-- start Data shown --

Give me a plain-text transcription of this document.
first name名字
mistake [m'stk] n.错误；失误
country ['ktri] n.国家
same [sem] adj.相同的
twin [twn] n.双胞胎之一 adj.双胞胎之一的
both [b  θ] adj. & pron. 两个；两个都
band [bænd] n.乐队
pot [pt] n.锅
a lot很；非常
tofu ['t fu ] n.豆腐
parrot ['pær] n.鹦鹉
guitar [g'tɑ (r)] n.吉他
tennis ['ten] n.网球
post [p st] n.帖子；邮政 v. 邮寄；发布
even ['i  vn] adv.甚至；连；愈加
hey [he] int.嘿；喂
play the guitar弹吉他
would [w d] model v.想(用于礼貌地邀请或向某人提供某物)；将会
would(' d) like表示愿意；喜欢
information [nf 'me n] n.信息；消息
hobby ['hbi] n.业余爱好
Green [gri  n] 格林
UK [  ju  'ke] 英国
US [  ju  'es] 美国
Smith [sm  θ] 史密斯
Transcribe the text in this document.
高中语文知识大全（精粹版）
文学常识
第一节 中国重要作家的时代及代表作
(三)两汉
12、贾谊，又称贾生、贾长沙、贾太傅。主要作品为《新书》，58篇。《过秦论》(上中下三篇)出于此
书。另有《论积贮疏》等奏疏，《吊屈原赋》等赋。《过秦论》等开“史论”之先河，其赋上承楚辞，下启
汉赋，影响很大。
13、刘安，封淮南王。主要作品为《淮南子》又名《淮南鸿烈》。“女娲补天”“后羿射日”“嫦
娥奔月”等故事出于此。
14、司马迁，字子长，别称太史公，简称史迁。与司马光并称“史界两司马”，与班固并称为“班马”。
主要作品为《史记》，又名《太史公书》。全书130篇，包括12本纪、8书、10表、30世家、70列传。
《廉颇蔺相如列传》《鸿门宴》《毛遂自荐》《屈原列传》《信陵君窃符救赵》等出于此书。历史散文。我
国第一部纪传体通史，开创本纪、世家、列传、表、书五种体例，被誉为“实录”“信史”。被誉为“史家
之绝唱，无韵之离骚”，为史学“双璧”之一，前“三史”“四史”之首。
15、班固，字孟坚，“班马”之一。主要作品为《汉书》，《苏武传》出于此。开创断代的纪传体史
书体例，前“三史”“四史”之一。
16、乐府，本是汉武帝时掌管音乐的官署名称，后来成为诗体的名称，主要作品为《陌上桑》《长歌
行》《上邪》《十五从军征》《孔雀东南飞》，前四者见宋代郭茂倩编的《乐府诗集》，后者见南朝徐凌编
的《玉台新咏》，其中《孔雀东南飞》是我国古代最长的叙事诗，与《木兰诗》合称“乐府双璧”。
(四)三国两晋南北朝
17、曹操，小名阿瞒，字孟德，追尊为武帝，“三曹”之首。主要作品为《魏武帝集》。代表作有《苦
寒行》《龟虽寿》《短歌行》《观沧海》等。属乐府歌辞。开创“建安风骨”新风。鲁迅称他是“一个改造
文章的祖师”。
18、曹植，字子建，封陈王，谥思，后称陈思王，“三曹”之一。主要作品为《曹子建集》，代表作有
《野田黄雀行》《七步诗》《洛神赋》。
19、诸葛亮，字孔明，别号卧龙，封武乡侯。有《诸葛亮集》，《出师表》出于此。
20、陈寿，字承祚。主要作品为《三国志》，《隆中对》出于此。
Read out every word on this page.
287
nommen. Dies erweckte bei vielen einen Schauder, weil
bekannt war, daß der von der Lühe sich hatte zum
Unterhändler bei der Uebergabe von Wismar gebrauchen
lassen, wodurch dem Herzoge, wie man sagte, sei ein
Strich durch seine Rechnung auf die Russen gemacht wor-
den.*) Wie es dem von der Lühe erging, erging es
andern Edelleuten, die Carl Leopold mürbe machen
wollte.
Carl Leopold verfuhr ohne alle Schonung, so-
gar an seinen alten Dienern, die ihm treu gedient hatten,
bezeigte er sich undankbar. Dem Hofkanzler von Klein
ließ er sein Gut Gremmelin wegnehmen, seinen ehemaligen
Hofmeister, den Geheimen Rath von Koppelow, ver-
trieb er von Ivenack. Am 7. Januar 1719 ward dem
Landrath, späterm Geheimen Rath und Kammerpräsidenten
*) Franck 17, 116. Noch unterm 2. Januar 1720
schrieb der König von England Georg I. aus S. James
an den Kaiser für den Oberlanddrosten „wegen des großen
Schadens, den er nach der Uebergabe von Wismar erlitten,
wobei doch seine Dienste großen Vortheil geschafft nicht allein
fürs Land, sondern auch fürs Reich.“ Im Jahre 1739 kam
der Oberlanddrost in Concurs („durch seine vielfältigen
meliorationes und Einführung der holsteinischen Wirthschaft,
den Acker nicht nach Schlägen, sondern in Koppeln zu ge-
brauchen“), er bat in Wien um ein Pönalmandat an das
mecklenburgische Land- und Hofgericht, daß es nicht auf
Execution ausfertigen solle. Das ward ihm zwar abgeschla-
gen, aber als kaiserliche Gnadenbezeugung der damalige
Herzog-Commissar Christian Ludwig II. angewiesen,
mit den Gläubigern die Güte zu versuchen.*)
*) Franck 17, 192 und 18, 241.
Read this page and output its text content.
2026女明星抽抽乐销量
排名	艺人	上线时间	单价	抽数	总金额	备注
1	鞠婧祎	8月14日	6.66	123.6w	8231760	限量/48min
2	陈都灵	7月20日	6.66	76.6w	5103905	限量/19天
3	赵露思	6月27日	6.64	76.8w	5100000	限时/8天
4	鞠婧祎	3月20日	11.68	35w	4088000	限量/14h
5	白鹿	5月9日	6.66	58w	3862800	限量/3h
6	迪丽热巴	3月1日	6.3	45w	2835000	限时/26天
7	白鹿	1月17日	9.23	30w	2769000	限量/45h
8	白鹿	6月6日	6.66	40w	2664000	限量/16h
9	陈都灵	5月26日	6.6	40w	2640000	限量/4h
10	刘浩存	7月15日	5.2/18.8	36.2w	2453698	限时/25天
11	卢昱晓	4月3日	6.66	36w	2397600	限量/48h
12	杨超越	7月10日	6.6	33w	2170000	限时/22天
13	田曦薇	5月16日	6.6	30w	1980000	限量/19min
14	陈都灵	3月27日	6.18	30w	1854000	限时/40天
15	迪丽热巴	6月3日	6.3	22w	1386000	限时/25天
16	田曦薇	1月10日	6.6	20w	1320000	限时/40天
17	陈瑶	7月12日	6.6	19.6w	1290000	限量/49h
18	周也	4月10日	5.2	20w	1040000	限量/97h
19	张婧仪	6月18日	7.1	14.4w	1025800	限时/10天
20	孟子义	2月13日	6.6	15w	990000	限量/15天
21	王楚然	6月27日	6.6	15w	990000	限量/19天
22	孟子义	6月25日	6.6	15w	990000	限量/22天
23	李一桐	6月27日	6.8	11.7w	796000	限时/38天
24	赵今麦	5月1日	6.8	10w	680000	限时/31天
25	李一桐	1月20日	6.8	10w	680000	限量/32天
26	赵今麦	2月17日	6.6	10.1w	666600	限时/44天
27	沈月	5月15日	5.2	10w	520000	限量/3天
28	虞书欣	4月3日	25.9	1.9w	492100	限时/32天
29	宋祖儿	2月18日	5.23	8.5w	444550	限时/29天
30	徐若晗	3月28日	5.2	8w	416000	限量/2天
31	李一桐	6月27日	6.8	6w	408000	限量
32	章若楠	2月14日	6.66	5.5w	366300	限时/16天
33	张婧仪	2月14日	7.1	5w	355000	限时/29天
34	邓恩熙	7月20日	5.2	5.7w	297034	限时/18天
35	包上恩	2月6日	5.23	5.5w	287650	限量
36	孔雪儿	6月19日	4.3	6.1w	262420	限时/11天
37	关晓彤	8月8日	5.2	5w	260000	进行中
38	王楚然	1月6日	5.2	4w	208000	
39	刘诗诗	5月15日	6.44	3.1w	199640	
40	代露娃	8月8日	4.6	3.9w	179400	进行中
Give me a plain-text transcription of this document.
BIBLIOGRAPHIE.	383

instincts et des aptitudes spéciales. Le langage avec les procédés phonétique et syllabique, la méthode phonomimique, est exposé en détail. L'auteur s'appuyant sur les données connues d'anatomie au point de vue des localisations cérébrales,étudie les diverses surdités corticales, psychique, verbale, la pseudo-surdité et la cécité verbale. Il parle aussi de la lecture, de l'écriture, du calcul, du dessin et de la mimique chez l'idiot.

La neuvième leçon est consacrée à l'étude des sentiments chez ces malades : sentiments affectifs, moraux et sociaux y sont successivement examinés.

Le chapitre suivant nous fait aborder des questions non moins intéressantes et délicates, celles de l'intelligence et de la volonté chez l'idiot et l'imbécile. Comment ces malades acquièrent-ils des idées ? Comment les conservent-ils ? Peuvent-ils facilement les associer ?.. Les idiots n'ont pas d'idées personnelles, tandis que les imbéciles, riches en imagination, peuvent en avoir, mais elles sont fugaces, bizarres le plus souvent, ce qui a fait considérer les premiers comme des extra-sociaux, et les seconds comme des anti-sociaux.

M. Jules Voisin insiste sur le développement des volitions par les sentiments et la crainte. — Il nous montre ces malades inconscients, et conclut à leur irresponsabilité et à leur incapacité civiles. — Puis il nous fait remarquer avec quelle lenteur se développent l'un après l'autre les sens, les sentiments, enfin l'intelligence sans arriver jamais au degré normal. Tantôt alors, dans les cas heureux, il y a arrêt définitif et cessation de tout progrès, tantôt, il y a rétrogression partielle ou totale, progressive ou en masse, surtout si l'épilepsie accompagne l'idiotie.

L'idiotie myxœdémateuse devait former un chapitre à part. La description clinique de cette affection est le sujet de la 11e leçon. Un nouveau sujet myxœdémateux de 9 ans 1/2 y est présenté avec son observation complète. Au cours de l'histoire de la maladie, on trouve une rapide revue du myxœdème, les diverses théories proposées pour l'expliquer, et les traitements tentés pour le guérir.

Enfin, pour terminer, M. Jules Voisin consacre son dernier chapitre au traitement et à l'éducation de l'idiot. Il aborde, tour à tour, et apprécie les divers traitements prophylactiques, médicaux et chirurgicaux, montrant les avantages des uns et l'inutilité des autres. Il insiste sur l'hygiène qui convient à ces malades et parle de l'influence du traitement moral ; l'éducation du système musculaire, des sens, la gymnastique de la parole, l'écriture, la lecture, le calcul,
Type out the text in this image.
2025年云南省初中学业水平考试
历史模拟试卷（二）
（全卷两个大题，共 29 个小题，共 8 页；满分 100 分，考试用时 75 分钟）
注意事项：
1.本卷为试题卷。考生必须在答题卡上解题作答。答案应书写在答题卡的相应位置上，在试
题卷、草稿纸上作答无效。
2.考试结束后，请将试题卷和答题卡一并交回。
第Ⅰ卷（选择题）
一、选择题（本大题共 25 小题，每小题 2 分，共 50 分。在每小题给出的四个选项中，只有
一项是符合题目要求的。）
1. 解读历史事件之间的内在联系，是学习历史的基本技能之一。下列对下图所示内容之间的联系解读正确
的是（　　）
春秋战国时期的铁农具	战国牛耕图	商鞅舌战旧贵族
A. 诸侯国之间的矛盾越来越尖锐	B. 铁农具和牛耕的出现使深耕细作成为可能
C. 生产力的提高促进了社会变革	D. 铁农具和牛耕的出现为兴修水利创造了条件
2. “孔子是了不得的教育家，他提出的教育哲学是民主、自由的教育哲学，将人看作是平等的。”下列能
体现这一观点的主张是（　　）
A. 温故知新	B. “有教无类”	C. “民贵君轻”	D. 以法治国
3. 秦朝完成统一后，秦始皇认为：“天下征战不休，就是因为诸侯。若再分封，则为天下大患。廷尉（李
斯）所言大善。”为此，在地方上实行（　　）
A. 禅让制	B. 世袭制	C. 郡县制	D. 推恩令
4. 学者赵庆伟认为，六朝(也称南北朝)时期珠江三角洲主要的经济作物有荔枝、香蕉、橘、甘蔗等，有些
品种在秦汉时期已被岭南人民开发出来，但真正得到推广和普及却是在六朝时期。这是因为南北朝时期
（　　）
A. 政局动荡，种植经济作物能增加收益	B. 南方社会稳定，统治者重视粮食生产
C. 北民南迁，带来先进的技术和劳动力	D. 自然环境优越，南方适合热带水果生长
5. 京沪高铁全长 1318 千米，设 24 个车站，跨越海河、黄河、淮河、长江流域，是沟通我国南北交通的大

-- end Data shown --

### Given problem
Find the word "Carl" in the entries, and copy every line it shows up in.

### Correct response
andern Edelleuten, die Carl Leopold mürbe machen
Carl Leopold verfuhr ohne alle Schonung, so-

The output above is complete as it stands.